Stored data
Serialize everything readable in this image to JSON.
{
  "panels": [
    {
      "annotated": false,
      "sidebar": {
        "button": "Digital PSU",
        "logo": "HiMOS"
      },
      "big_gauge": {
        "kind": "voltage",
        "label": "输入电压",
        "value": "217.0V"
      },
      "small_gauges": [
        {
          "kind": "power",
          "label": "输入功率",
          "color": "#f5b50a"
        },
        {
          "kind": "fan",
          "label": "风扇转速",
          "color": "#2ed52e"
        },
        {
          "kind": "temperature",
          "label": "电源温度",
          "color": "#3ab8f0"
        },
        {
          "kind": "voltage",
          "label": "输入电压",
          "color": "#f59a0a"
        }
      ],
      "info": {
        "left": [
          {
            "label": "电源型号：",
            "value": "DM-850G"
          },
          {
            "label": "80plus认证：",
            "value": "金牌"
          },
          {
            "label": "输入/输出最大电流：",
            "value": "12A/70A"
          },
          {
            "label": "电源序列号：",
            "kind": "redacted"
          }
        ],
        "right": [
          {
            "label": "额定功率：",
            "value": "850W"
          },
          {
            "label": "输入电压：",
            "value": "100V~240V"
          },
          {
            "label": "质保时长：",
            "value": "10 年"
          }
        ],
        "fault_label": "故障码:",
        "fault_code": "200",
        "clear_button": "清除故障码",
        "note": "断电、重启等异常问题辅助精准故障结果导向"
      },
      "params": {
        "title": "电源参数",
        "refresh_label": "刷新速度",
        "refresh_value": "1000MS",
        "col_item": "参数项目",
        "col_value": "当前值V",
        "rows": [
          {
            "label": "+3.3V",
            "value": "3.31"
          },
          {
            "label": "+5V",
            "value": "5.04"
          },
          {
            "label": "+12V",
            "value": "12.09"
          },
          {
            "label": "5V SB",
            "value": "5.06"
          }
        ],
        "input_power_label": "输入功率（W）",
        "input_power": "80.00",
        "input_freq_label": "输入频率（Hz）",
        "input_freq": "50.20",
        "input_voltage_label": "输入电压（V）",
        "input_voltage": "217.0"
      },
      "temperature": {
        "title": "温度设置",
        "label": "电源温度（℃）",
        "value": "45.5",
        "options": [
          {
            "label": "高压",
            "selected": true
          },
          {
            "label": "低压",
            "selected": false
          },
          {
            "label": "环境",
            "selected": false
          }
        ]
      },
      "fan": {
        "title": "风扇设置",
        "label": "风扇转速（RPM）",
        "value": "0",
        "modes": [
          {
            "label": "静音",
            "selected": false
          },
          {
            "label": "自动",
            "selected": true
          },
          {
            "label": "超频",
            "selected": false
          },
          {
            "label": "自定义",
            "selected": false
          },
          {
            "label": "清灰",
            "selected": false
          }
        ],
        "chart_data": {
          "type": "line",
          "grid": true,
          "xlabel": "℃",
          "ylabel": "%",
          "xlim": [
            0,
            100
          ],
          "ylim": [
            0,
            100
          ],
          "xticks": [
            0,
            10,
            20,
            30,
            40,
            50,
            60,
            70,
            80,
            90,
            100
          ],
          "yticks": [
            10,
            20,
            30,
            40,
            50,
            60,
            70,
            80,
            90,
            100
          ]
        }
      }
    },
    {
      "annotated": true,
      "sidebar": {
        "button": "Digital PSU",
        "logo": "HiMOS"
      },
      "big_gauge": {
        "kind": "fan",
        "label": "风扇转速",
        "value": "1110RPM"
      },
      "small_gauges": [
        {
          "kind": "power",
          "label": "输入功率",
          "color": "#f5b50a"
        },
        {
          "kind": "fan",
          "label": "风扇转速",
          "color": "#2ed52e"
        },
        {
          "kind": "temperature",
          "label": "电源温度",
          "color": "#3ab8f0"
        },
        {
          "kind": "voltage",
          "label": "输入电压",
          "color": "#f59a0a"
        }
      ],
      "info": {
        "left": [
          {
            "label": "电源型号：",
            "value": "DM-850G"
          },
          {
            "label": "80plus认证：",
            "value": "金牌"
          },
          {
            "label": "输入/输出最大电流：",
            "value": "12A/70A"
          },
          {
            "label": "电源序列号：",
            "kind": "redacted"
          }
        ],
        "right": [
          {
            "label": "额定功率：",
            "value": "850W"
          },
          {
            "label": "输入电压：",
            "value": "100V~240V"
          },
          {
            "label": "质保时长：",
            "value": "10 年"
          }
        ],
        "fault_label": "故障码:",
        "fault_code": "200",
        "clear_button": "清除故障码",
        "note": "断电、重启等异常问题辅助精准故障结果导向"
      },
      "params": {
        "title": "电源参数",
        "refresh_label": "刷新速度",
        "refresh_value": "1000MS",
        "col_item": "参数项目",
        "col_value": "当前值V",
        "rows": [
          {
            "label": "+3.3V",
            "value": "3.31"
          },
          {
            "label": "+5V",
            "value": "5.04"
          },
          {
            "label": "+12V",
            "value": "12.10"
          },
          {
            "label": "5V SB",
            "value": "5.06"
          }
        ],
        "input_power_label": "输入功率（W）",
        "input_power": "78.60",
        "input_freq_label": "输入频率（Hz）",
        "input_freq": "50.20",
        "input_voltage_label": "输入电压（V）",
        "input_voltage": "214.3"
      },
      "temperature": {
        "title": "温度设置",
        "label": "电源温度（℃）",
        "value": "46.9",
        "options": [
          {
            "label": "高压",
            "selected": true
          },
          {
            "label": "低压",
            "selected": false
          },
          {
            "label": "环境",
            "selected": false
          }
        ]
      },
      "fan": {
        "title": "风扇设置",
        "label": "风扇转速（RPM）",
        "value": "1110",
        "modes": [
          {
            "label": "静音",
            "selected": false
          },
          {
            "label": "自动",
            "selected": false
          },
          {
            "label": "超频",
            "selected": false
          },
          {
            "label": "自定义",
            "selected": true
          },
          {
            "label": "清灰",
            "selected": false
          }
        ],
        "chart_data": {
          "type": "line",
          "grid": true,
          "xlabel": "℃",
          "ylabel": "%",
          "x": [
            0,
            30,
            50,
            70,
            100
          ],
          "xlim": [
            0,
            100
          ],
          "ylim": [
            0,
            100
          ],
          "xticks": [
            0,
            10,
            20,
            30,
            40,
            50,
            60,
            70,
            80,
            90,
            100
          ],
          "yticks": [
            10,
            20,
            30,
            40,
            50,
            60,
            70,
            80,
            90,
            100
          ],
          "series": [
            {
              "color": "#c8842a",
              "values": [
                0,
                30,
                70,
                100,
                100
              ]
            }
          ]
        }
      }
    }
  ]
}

=== EXERCISE ===
Without changing a word, restate the whole listing.

=== RESPONSE TO THE EXERCISE ===
Serialize everything readable in this image to JSON.
{
  "panels": [
    {
      "annotated": false,
      "sidebar": {
        "button": "Digital PSU",
        "logo": "HiMOS"
      },
      "big_gauge": {
        "kind": "voltage",
        "label": "输入电压",
        "value": "217.0V"
      },
      "small_gauges": [
        {
          "kind": "power",
          "label": "输入功率",
          "color": "#f5b50a"
        },
        {
          "kind": "fan",
          "label": "风扇转速",
          "color": "#2ed52e"
        },
        {
          "kind": "temperature",
          "label": "电源温度",
          "color": "#3ab8f0"
        },
        {
          "kind": "voltage",
          "label": "输入电压",
          "color": "#f59a0a"
        }
      ],
      "info": {
        "left": [
          {
            "label": "电源型号：",
            "value": "DM-850G"
          },
          {
            "label": "80plus认证：",
            "value": "金牌"
          },
          {
            "label": "输入/输出最大电流：",
            "value": "12A/70A"
          },
          {
            "label": "电源序列号：",
            "kind": "redacted"
          }
        ],
        "right": [
          {
            "label": "额定功率：",
            "value": "850W"
          },
          {
            "label": "输入电压：",
            "value": "100V~240V"
          },
          {
            "label": "质保时长：",
            "value": "10 年"
          }
        ],
        "fault_label": "故障码:",
        "fault_code": "200",
        "clear_button": "清除故障码",
        "note": "断电、重启等异常问题辅助精准故障结果导向"
      },
      "params": {
        "title": "电源参数",
        "refresh_label": "刷新速度",
        "refresh_value": "1000MS",
        "col_item": "参数项目",
        "col_value": "当前值V",
        "rows": [
          {
            "label": "+3.3V",
            "value": "3.31"
          },
          {
            "label": "+5V",
            "value": "5.04"
          },
          {
            "label": "+12V",
            "value": "12.09"
          },
          {
            "label": "5V SB",
            "value": "5.06"
          }
        ],
        "input_power_label": "输入功率（W）",
        "input_power": "80.00",
        "input_freq_label": "输入频率（Hz）",
        "input_freq": "50.20",
        "input_voltage_label": "输入电压（V）",
        "input_voltage": "217.0"
      },
      "temperature": {
        "title": "温度设置",
        "label": "电源温度（℃）",
        "value": "45.5",
        "options": [
          {
            "label": "高压",
            "selected": true
          },
          {
            "label": "低压",
            "selected": false
          },
          {
            "label": "环境",
            "selected": false
          }
        ]
      },
      "fan": {
        "title": "风扇设置",
        "label": "风扇转速（RPM）",
        "value": "0",
        "modes": [
          {
            "label": "静音",
            "selected": false
          },
          {
            "label": "自动",
            "selected": true
          },
          {
            "label": "超频",
            "selected": false
          },
          {
            "label": "自定义",
            "selected": false
          },
          {
            "label": "清灰",
            "selected": false
          }
        ],
        "chart_data": {
          "type": "line",
          "grid": true,
          "xlabel": "℃",
          "ylabel": "%",
          "xlim": [
            0,
            100
          ],
          "ylim": [
            0,
            100
          ],
          "xticks": [
            0,
            10,
            20,
            30,
            40,
            50,
            60,
            70,
            80,
            90,
            100
          ],
          "yticks": [
            10,
            20,
            30,
            40,
            50,
            60,
            70,
            80,
            90,
            100
          ]
        }
      }
    },
    {
      "annotated": true,
      "sidebar": {
        "button": "Digital PSU",
        "logo": "HiMOS"
      },
      "big_gauge": {
        "kind": "fan",
        "label": "风扇转速",
        "value": "1110RPM"
      },
      "small_gauges": [
        {
          "kind": "power",
          "label": "输入功率",
          "color": "#f5b50a"
        },
        {
          "kind": "fan",
          "label": "风扇转速",
          "color": "#2ed52e"
        },
        {
          "kind": "temperature",
          "label": "电源温度",
          "color": "#3ab8f0"
        },
        {
          "kind": "voltage",
          "label": "输入电压",
          "color": "#f59a0a"
        }
      ],
      "info": {
        "left": [
          {
            "label": "电源型号：",
            "value": "DM-850G"
          },
          {
            "label": "80plus认证：",
            "value": "金牌"
          },
          {
            "label": "输入/输出最大电流：",
            "value": "12A/70A"
          },
          {
            "label": "电源序列号：",
            "kind": "redacted"
          }
        ],
        "right": [
          {
            "label": "额定功率：",
            "value": "850W"
          },
          {
            "label": "输入电压：",
            "value": "100V~240V"
          },
          {
            "label": "质保时长：",
            "value": "10 年"
          }
        ],
        "fault_label": "故障码:",
        "fault_code": "200",
        "clear_button": "清除故障码",
        "note": "断电、重启等异常问题辅助精准故障结果导向"
      },
      "params": {
        "title": "电源参数",
        "refresh_label": "刷新速度",
        "refresh_value": "1000MS",
        "col_item": "参数项目",
        "col_value": "当前值V",
        "rows": [
          {
            "label": "+3.3V",
            "value": "3.31"
          },
          {
            "label": "+5V",
            "value": "5.04"
          },
          {
            "label": "+12V",
            "value": "12.10"
          },
          {
            "label": "5V SB",
            "value": "5.06"
          }
        ],
        "input_power_label": "输入功率（W）",
        "input_power": "78.60",
        "input_freq_label": "输入频率（Hz）",
        "input_freq": "50.20",
        "input_voltage_label": "输入电压（V）",
        "input_voltage": "214.3"
      },
      "temperature": {
        "title": "温度设置",
        "label": "电源温度（℃）",
        "value": "46.9",
        "options": [
          {
            "label": "高压",
            "selected": true
          },
          {
            "label": "低压",
            "selected": false
          },
          {
            "label": "环境",
            "selected": false
          }
        ]
      },
      "fan": {
        "title": "风扇设置",
        "label": "风扇转速（RPM）",
        "value": "1110",
        "modes": [
          {
            "label": "静音",
            "selected": false
          },
          {
            "label": "自动",
            "selected": false
          },
          {
            "label": "超频",
            "selected": false
          },
          {
            "label": "自定义",
            "selected": true
          },
          {
            "label": "清灰",
            "selected": false
          }
        ],
        "chart_data": {
          "type": "line",
          "grid": true,
          "xlabel": "℃",
          "ylabel": "%",
          "x": [
            0,
            30,
            50,
            70,
            100
          ],
          "xlim": [
            0,
            100
          ],
          "ylim": [
            0,
            100
          ],
          "xticks": [
            0,
            10,
            20,
            30,
            40,
            50,
            60,
            70,
            80,
            90,
            100
          ],
          "yticks": [
            10,
            20,
            30,
            40,
            50,
            60,
            70,
            80,
            90,
            100
          ],
          "series": [
            {
              "color": "#c8842a",
              "values": [
                0,
                30,
                70,
                100,
                100
              ]
            }
          ]
        }
      }
    }
  ]
}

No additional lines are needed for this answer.